### [Exercise aim]
Gather from the material every line that contains the string "Deer".

[Collection entries]
* * * *

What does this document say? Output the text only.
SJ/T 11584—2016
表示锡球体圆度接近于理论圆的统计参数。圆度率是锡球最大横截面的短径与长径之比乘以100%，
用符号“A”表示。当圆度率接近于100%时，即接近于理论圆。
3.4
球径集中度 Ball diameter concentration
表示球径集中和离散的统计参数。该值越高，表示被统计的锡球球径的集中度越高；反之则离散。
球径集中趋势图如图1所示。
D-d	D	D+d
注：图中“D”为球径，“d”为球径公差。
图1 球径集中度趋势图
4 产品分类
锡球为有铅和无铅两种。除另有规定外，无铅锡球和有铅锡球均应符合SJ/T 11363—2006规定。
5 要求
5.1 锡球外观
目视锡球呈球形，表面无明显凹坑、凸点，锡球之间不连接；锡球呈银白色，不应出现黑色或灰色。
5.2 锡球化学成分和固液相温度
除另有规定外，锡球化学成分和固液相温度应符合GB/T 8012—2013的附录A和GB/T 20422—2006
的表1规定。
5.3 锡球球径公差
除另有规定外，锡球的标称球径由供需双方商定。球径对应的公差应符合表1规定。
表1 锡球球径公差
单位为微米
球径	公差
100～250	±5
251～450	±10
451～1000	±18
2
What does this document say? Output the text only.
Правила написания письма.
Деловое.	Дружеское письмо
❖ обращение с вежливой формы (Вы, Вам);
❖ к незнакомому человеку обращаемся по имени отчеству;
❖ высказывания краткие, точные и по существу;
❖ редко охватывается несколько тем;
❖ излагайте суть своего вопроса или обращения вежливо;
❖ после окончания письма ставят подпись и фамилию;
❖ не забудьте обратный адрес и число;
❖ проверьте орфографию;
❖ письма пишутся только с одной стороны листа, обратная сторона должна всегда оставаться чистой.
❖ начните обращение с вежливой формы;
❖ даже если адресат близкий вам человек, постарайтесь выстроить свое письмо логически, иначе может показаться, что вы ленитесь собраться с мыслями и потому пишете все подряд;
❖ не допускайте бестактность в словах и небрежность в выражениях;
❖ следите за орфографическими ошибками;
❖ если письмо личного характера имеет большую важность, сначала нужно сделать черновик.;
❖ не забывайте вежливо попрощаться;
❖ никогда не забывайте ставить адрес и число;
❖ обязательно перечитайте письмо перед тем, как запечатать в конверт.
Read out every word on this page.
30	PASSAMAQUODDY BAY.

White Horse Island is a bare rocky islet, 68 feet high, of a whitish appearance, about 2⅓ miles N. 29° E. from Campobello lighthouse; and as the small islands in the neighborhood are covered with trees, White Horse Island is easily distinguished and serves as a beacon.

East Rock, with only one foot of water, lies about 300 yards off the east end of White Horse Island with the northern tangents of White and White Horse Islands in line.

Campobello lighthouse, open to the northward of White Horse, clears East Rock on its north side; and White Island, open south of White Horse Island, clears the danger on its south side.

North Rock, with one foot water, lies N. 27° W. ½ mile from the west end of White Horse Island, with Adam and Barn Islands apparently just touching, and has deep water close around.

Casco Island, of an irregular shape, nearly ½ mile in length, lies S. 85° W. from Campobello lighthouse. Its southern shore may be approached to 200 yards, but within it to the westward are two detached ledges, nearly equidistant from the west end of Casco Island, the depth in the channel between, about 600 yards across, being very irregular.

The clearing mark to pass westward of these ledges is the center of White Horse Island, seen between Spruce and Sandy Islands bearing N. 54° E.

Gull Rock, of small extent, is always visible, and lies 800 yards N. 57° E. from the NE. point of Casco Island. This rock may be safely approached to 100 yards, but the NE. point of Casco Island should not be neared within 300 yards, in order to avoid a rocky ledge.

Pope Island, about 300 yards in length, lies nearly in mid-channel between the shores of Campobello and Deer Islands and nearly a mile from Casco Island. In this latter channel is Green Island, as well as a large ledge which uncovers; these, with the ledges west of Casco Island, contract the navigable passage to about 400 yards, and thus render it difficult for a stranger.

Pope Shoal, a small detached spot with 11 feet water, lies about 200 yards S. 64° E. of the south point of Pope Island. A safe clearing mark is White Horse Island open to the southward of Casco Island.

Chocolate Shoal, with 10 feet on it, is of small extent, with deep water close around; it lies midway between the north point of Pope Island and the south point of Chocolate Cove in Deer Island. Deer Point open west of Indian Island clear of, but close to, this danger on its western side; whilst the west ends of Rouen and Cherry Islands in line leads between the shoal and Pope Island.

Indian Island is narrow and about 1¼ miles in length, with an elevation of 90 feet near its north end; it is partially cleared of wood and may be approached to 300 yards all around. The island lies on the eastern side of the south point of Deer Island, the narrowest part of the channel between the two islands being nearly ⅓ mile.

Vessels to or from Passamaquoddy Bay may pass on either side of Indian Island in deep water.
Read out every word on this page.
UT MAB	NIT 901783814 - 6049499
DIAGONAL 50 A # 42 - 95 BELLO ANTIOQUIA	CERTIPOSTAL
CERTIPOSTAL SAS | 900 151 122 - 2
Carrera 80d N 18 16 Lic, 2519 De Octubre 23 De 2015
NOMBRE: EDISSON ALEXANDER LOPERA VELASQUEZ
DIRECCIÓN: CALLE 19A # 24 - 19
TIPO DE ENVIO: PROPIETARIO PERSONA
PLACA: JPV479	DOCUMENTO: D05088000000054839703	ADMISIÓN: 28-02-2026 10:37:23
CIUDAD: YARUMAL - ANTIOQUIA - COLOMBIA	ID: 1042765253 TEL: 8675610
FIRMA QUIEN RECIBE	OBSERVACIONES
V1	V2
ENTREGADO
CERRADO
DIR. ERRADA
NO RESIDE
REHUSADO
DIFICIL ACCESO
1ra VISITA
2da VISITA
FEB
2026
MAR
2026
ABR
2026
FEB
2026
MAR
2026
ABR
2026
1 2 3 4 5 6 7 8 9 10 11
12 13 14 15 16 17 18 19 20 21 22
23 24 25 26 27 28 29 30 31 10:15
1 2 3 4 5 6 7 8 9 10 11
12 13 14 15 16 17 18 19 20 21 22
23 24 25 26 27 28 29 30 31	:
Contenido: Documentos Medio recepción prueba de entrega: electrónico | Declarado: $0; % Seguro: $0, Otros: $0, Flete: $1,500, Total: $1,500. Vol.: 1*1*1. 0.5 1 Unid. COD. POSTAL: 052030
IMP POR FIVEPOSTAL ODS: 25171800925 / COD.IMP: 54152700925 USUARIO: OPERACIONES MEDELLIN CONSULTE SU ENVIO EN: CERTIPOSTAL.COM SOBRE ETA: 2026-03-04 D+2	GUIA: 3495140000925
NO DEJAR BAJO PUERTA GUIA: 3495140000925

* * * *

### [Exercise solution]
Pope Island, about 300 yards in length, lies nearly in mid-channel between the shores of Campobello and Deer Islands and nearly a mile from Casco Island. In this latter channel is Green Island, as well as a large ledge which uncovers; these, with the ledges west of Casco Island, contract the navigable passage to about 400 yards, and thus render it difficult for a stranger.
Chocolate Shoal, with 10 feet on it, is of small extent, with deep water close around; it lies midway between the north point of Pope Island and the south point of Chocolate Cove in Deer Island. Deer Point open west of Indian Island clear of, but close to, this danger on its western side; whilst the west ends of Rouen and Cherry Islands in line leads between the shoal and Pope Island.
Indian Island is narrow and about 1¼ miles in length, with an elevation of 90 feet near its north end; it is partially cleared of wood and may be approached to 300 yards all around. The island lies on the eastern side of the south point of Deer Island, the narrowest part of the channel between the two islands being nearly ⅓ mile.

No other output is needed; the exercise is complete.